**SHORT EXERCISE**.
Repeat each line exactly, leaving nothing out.

Stored data entries:
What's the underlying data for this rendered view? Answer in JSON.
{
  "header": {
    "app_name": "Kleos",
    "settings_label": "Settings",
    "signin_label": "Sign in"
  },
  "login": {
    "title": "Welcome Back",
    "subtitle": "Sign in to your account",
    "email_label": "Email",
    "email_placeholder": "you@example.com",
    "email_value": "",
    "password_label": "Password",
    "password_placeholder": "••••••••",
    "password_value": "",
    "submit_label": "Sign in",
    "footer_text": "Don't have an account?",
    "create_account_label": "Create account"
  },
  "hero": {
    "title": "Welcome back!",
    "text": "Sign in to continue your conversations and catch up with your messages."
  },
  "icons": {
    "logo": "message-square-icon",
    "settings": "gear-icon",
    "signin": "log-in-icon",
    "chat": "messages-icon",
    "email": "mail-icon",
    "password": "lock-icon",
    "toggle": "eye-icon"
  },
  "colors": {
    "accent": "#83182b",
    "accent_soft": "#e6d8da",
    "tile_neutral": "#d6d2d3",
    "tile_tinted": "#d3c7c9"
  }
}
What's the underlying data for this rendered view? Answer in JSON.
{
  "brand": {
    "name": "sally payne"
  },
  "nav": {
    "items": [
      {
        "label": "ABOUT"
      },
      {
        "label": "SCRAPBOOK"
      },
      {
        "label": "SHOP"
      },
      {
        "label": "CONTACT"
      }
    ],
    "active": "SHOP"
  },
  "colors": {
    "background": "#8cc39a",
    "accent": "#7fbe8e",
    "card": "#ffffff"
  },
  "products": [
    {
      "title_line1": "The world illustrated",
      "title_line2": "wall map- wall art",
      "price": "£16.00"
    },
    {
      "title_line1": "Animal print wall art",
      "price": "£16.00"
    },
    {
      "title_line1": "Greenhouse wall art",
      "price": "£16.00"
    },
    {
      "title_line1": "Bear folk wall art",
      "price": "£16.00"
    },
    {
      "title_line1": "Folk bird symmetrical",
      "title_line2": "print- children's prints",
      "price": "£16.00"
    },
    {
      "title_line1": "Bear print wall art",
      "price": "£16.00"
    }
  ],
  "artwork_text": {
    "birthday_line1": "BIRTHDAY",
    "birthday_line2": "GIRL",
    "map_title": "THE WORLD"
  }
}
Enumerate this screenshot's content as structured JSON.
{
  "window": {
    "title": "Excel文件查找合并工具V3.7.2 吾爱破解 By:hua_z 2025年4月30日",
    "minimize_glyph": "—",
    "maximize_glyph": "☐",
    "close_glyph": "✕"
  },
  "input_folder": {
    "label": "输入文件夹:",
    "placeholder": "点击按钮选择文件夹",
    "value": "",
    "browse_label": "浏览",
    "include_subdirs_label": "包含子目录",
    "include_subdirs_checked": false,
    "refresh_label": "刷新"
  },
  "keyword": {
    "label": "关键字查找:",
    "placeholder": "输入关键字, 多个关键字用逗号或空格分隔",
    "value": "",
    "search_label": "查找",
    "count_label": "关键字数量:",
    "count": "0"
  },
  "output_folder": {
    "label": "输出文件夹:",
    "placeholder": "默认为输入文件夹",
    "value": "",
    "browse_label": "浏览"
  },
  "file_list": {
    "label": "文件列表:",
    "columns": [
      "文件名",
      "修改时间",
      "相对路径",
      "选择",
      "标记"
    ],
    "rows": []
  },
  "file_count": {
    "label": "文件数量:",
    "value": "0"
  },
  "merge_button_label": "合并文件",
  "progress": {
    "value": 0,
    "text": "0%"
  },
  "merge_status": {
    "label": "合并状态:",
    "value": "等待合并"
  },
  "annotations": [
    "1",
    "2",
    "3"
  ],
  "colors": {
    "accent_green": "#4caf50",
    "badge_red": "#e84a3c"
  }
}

**SOLUTION**.
What's the underlying data for this rendered view? Answer in JSON.
{
  "header": {
    "app_name": "Kleos",
    "settings_label": "Settings",
    "signin_label": "Sign in"
  },
  "login": {
    "title": "Welcome Back",
    "subtitle": "Sign in to your account",
    "email_label": "Email",
    "email_placeholder": "you@example.com",
    "email_value": "",
    "password_label": "Password",
    "password_placeholder": "••••••••",
    "password_value": "",
    "submit_label": "Sign in",
    "footer_text": "Don't have an account?",
    "create_account_label": "Create account"
  },
  "hero": {
    "title": "Welcome back!",
    "text": "Sign in to continue your conversations and catch up with your messages."
  },
  "icons": {
    "logo": "message-square-icon",
    "settings": "gear-icon",
    "signin": "log-in-icon",
    "chat": "messages-icon",
    "email": "mail-icon",
    "password": "lock-icon",
    "toggle": "eye-icon"
  },
  "colors": {
    "accent": "#83182b",
    "accent_soft": "#e6d8da",
    "tile_neutral": "#d6d2d3",
    "tile_tinted": "#d3c7c9"
  }
}
What's the underlying data for this rendered view? Answer in JSON.
{
  "brand": {
    "name": "sally payne"
  },
  "nav": {
    "items": [
      {
        "label": "ABOUT"
      },
      {
        "label": "SCRAPBOOK"
      },
      {
        "label": "SHOP"
      },
      {
        "label": "CONTACT"
      }
    ],
    "active": "SHOP"
  },
  "colors": {
    "background": "#8cc39a",
    "accent": "#7fbe8e",
    "card": "#ffffff"
  },
  "products": [
    {
      "title_line1": "The world illustrated",
      "title_line2": "wall map- wall art",
      "price": "£16.00"
    },
    {
      "title_line1": "Animal print wall art",
      "price": "£16.00"
    },
    {
      "title_line1": "Greenhouse wall art",
      "price": "£16.00"
    },
    {
      "title_line1": "Bear folk wall art",
      "price": "£16.00"
    },
    {
      "title_line1": "Folk bird symmetrical",
      "title_line2": "print- children's prints",
      "price": "£16.00"
    },
    {
      "title_line1": "Bear print wall art",
      "price": "£16.00"
    }
  ],
  "artwork_text": {
    "birthday_line1": "BIRTHDAY",
    "birthday_line2": "GIRL",
    "map_title": "THE WORLD"
  }
}
Enumerate this screenshot's content as structured JSON.
{
  "window": {
    "title": "Excel文件查找合并工具V3.7.2 吾爱破解 By:hua_z 2025年4月30日",
    "minimize_glyph": "—",
    "maximize_glyph": "☐",
    "close_glyph": "✕"
  },
  "input_folder": {
    "label": "输入文件夹:",
    "placeholder": "点击按钮选择文件夹",
    "value": "",
    "browse_label": "浏览",
    "include_subdirs_label": "包含子目录",
    "include_subdirs_checked": false,
    "refresh_label": "刷新"
  },
  "keyword": {
    "label": "关键字查找:",
    "placeholder": "输入关键字, 多个关键字用逗号或空格分隔",
    "value": "",
    "search_label": "查找",
    "count_label": "关键字数量:",
    "count": "0"
  },
  "output_folder": {
    "label": "输出文件夹:",
    "placeholder": "默认为输入文件夹",
    "value": "",
    "browse_label": "浏览"
  },
  "file_list": {
    "label": "文件列表:",
    "columns": [
      "文件名",
      "修改时间",
      "相对路径",
      "选择",
      "标记"
    ],
    "rows": []
  },
  "file_count": {
    "label": "文件数量:",
    "value": "0"
  },
  "merge_button_label": "合并文件",
  "progress": {
    "value": 0,
    "text": "0%"
  },
  "merge_status": {
    "label": "合并状态:",
    "value": "等待合并"
  },
  "annotations": [
    "1",
    "2",
    "3"
  ],
  "colors": {
    "accent_green": "#4caf50",
    "badge_red": "#e84a3c"
  }
}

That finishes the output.